Supplied records>
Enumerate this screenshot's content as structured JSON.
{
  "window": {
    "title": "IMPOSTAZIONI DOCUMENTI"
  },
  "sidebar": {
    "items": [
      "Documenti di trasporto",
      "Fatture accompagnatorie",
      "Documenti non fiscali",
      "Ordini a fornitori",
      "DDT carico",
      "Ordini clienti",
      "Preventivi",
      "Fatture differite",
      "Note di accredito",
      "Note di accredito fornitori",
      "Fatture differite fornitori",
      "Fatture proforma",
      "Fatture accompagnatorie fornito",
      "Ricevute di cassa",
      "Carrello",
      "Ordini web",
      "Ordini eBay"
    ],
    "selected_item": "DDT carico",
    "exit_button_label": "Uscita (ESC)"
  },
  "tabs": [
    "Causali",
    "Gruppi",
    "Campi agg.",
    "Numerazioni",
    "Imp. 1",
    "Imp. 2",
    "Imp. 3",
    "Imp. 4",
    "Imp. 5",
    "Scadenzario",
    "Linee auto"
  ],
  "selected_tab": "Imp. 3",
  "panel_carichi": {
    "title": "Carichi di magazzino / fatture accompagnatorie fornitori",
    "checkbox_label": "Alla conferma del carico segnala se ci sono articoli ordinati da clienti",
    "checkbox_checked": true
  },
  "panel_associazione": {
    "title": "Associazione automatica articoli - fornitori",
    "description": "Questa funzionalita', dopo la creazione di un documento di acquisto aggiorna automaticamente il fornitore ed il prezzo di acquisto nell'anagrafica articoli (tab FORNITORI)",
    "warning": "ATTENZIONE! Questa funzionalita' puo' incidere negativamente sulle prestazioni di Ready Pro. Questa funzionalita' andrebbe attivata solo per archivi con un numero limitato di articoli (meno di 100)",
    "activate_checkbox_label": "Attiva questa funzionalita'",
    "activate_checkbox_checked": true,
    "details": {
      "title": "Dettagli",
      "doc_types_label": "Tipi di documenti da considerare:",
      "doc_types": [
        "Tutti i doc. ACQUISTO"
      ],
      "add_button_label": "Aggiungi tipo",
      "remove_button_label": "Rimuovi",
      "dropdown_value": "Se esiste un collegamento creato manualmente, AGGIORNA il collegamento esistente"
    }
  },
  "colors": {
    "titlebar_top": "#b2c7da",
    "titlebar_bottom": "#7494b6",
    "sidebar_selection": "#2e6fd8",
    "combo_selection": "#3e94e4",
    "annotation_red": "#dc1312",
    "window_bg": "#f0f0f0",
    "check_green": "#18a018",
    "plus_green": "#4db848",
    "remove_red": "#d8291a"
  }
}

---

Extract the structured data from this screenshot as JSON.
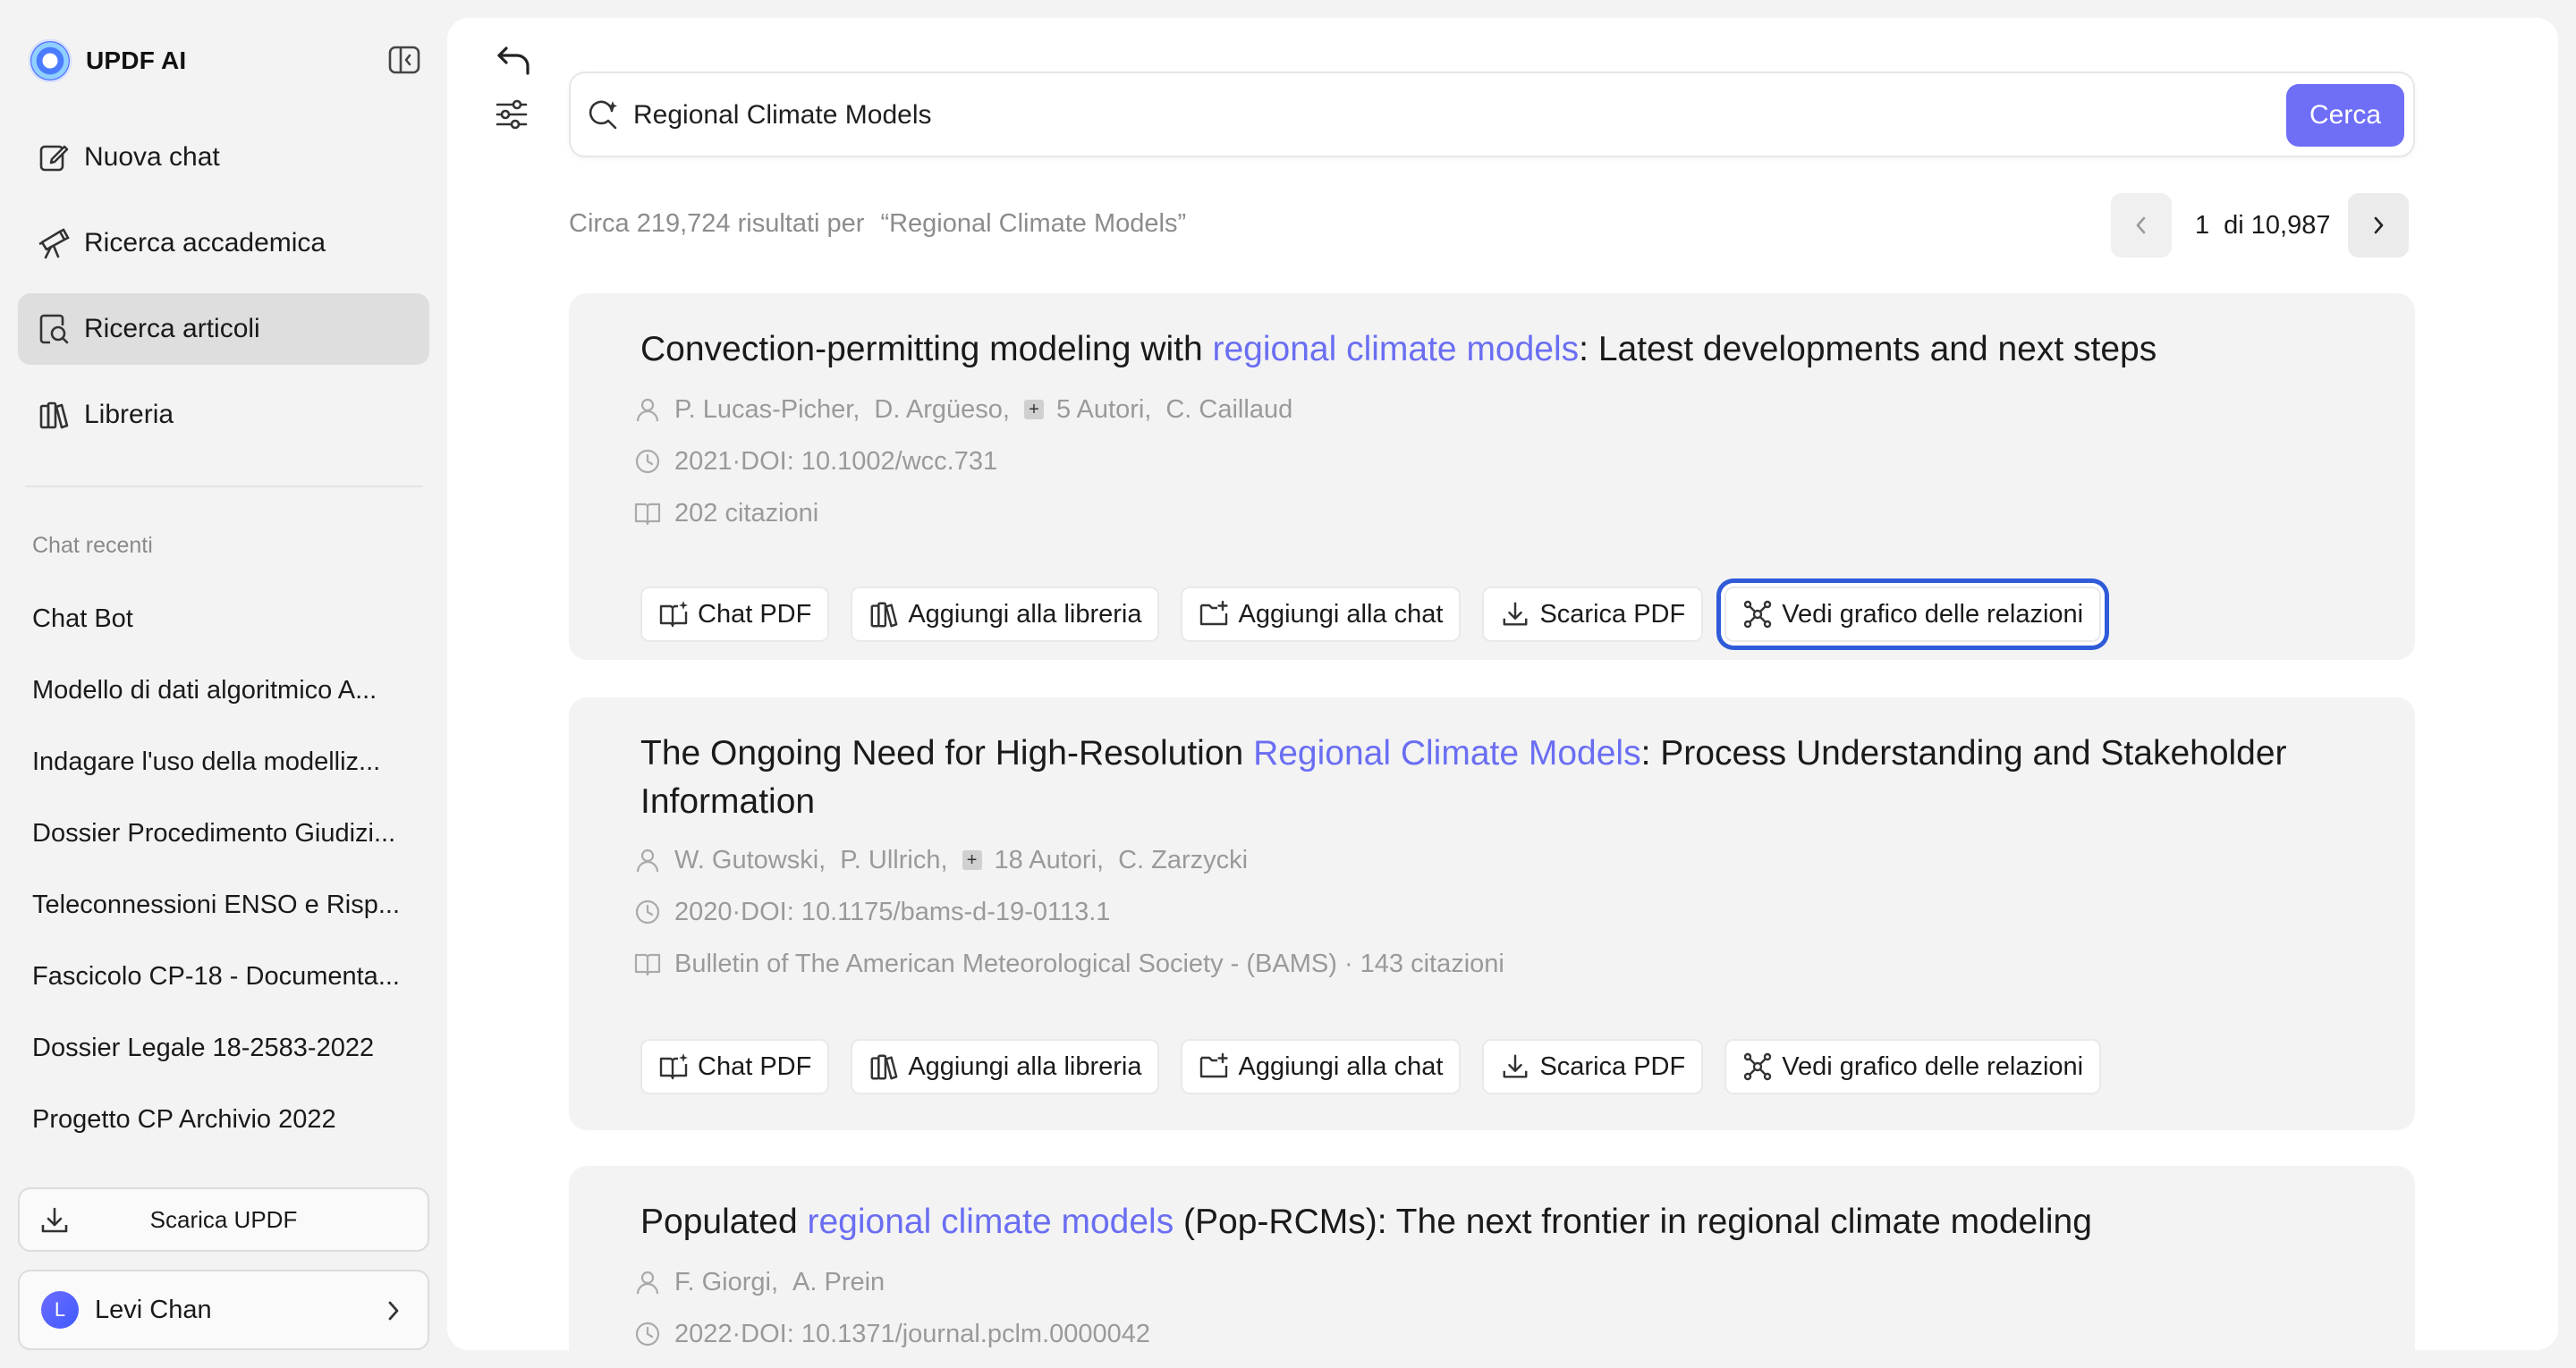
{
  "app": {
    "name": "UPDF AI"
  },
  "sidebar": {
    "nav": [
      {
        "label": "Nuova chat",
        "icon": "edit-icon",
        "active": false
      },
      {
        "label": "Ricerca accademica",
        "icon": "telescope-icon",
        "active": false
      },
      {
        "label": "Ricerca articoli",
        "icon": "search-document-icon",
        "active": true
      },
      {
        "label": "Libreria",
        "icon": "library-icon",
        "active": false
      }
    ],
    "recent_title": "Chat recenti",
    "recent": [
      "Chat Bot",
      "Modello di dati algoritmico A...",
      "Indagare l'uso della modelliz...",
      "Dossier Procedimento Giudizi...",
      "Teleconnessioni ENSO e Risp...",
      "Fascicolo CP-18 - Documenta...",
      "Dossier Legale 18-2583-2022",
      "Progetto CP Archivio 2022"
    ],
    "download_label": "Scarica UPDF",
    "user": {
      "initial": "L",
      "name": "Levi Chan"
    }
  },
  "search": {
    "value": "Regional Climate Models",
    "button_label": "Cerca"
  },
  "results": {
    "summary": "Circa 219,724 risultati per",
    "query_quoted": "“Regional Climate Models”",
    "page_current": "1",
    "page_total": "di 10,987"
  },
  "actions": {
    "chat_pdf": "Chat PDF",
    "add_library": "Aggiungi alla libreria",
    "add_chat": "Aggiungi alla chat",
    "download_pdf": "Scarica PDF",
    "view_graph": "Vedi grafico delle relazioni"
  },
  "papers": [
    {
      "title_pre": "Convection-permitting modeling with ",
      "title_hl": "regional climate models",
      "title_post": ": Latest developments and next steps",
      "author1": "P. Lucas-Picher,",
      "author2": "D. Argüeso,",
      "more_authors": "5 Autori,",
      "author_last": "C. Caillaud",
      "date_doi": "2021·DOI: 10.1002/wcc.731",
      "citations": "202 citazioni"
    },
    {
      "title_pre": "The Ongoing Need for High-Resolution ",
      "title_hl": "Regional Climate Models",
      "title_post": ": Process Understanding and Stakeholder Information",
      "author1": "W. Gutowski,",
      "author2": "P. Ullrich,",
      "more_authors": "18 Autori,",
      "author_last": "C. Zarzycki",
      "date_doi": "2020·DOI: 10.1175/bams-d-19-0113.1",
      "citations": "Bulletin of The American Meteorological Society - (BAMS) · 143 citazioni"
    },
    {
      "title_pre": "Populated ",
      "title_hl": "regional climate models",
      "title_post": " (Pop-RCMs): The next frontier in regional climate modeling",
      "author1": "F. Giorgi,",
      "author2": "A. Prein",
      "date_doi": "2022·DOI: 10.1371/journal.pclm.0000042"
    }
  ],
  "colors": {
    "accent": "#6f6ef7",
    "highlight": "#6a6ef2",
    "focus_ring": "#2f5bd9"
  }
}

Problem description>
From the entries above, select each line containing the string "UPDF".

In response>
    "name": "UPDF AI"
    "download_label": "Scarica UPDF",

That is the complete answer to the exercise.